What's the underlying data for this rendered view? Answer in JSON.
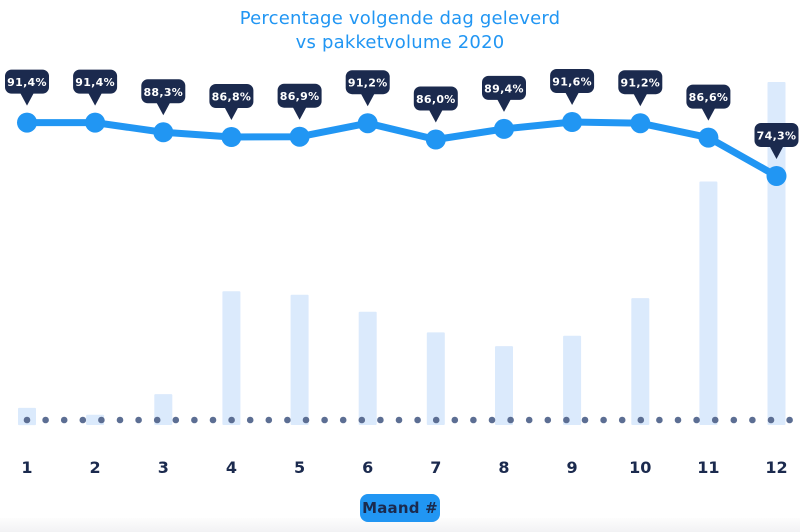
{
  "title": {
    "line1": "Percentage volgende dag geleverd",
    "line2": "vs pakketvolume 2020"
  },
  "x_axis": {
    "labels": [
      "1",
      "2",
      "3",
      "4",
      "5",
      "6",
      "7",
      "8",
      "9",
      "10",
      "11",
      "12"
    ],
    "title": "Maand #"
  },
  "chart_data": [
    {
      "type": "line",
      "name": "Percentage volgende dag geleverd",
      "categories": [
        "1",
        "2",
        "3",
        "4",
        "5",
        "6",
        "7",
        "8",
        "9",
        "10",
        "11",
        "12"
      ],
      "values": [
        91.4,
        91.4,
        88.3,
        86.8,
        86.9,
        91.2,
        86.0,
        89.4,
        91.6,
        91.2,
        86.6,
        74.3
      ],
      "point_labels": [
        "91,4%",
        "91,4%",
        "88,3%",
        "86,8%",
        "86,9%",
        "91,2%",
        "86,0%",
        "89,4%",
        "91,6%",
        "91,2%",
        "86,6%",
        "74,3%"
      ],
      "color": "#2196f3",
      "marker_color": "#2196f3",
      "label_bg": "#1b2a4e",
      "label_text_color": "#ffffff"
    },
    {
      "type": "bar",
      "name": "pakketvolume 2020",
      "categories": [
        "1",
        "2",
        "3",
        "4",
        "5",
        "6",
        "7",
        "8",
        "9",
        "10",
        "11",
        "12"
      ],
      "relative_heights_pct_of_max": [
        5,
        3,
        9,
        39,
        38,
        33,
        27,
        23,
        26,
        37,
        71,
        100
      ],
      "color": "#dbeafc"
    }
  ],
  "baseline_dots": {
    "color": "#5c6e93"
  },
  "colors": {
    "accent_blue": "#2196f3",
    "navy": "#1b2a4e",
    "bar_fill": "#dbeafc",
    "dot": "#5c6e93",
    "background": "#ffffff",
    "footer_strip": "#f2f2f4"
  }
}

******

#### [What is being asked]
Identify which lines contain the word "Percentage" and copy each one.

#### [Result of this task]
    "line1": "Percentage volgende dag geleverd",
      "name": "Percentage volgende dag geleverd",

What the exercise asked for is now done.